• _RECORDS PROVIDED_:
───

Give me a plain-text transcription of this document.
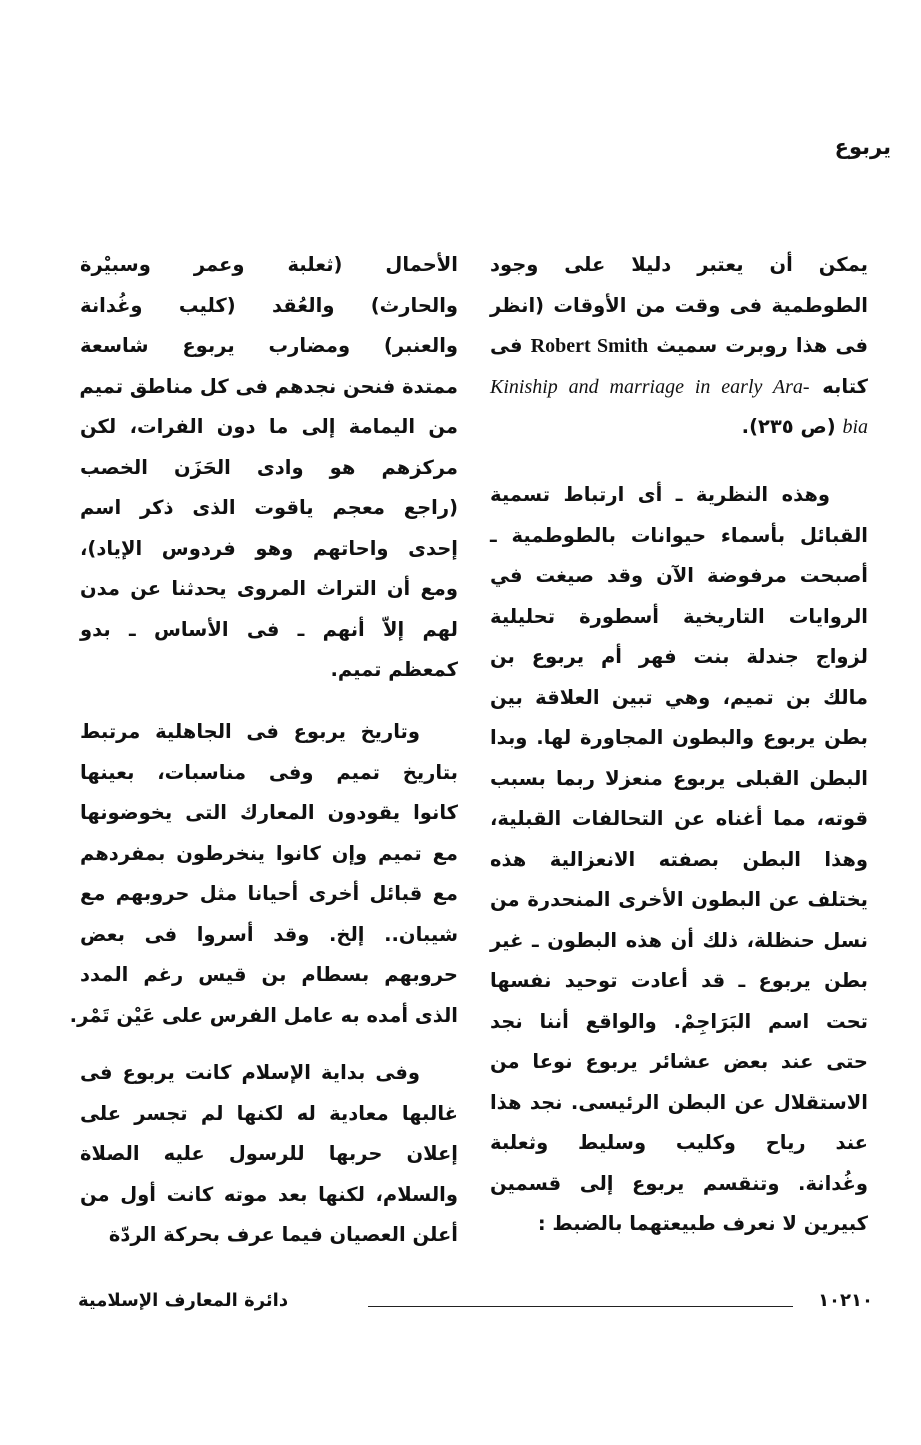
يربوع
يمكن أن يعتبر دليلا على وجود
الطوطمية فى وقت من الأوقات (انظر
فى هذا روبرت سميث Robert Smith فى
كتابه Kiniship and marriage in early Ara-
bia (ص ٢٣٥).
وهذه النظرية ـ أى ارتباط تسمية
القبائل بأسماء حيوانات بالطوطمية ـ
أصبحت مرفوضة الآن وقد صيغت في
الروايات التاريخية أسطورة تحليلية
لزواج جندلة بنت فهر أم يربوع بن
مالك بن تميم، وهي تبين العلاقة بين
بطن يربوع والبطون المجاورة لها. وبدا
البطن القبلى يربوع منعزلا ربما بسبب
قوته، مما أغناه عن التحالفات القبلية،
وهذا البطن بصفته الانعزالية هذه
يختلف عن البطون الأخرى المنحدرة من
نسل حنظلة، ذلك أن هذه البطون ـ غير
بطن يربوع ـ قد أعادت توحيد نفسها
تحت اسم البَرَاجِمْ. والواقع أننا نجد
حتى عند بعض عشائر يربوع نوعا من
الاستقلال عن البطن الرئيسى. نجد هذا
عند رياح وكليب وسليط وثعلبة
وغُدانة. وتنقسم يربوع إلى قسمين
كبيرين لا نعرف طبيعتهما بالضبط :
الأحمال (ثعلبة وعمر وسبيْرة
والحارث) والعُقد (كليب وغُدانة
والعنبر) ومضارب يربوع شاسعة
ممتدة فنحن نجدهم فى كل مناطق تميم
من اليمامة إلى ما دون الفرات، لكن
مركزهم هو وادى الحَزَن الخصب
(راجع معجم ياقوت الذى ذكر اسم
إحدى واحاتهم وهو فردوس الإياد)،
ومع أن التراث المروى يحدثنا عن مدن
لهم إلاّ أنهم ـ فى الأساس ـ بدو
كمعظم تميم.
وتاريخ يربوع فى الجاهلية مرتبط
بتاريخ تميم وفى مناسبات، بعينها
كانوا يقودون المعارك التى يخوضونها
مع تميم وإن كانوا ينخرطون بمفردهم
مع قبائل أخرى أحيانا مثل حروبهم مع
شيبان.. إلخ. وقد أسروا فى بعض
حروبهم بسطام بن قيس رغم المدد
الذى أمده به عامل الفرس على عَيْن تَمْر.
وفى بداية الإسلام كانت يربوع فى
غالبها معادية له لكنها لم تجسر على
إعلان حربها للرسول عليه الصلاة
والسلام، لكنها بعد موته كانت أول من
أعلن العصيان فيما عرف بحركة الردّة
دائرة المعارف الإسلامية	١٠٢١٠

───

• _WRITTEN REQUEST_: From the listing above, print every entry precisely and drop the pictures.

• _THE SOLUTION_:
Give me a plain-text transcription of this document.
يربوع
يمكن أن يعتبر دليلا على وجود
الطوطمية فى وقت من الأوقات (انظر
فى هذا روبرت سميث Robert Smith فى
كتابه Kiniship and marriage in early Ara-
bia (ص ٢٣٥).
وهذه النظرية ـ أى ارتباط تسمية
القبائل بأسماء حيوانات بالطوطمية ـ
أصبحت مرفوضة الآن وقد صيغت في
الروايات التاريخية أسطورة تحليلية
لزواج جندلة بنت فهر أم يربوع بن
مالك بن تميم، وهي تبين العلاقة بين
بطن يربوع والبطون المجاورة لها. وبدا
البطن القبلى يربوع منعزلا ربما بسبب
قوته، مما أغناه عن التحالفات القبلية،
وهذا البطن بصفته الانعزالية هذه
يختلف عن البطون الأخرى المنحدرة من
نسل حنظلة، ذلك أن هذه البطون ـ غير
بطن يربوع ـ قد أعادت توحيد نفسها
تحت اسم البَرَاجِمْ. والواقع أننا نجد
حتى عند بعض عشائر يربوع نوعا من
الاستقلال عن البطن الرئيسى. نجد هذا
عند رياح وكليب وسليط وثعلبة
وغُدانة. وتنقسم يربوع إلى قسمين
كبيرين لا نعرف طبيعتهما بالضبط :
الأحمال (ثعلبة وعمر وسبيْرة
والحارث) والعُقد (كليب وغُدانة
والعنبر) ومضارب يربوع شاسعة
ممتدة فنحن نجدهم فى كل مناطق تميم
من اليمامة إلى ما دون الفرات، لكن
مركزهم هو وادى الحَزَن الخصب
(راجع معجم ياقوت الذى ذكر اسم
إحدى واحاتهم وهو فردوس الإياد)،
ومع أن التراث المروى يحدثنا عن مدن
لهم إلاّ أنهم ـ فى الأساس ـ بدو
كمعظم تميم.
وتاريخ يربوع فى الجاهلية مرتبط
بتاريخ تميم وفى مناسبات، بعينها
كانوا يقودون المعارك التى يخوضونها
مع تميم وإن كانوا ينخرطون بمفردهم
مع قبائل أخرى أحيانا مثل حروبهم مع
شيبان.. إلخ. وقد أسروا فى بعض
حروبهم بسطام بن قيس رغم المدد
الذى أمده به عامل الفرس على عَيْن تَمْر.
وفى بداية الإسلام كانت يربوع فى
غالبها معادية له لكنها لم تجسر على
إعلان حربها للرسول عليه الصلاة
والسلام، لكنها بعد موته كانت أول من
أعلن العصيان فيما عرف بحركة الردّة
دائرة المعارف الإسلامية	١٠٢١٠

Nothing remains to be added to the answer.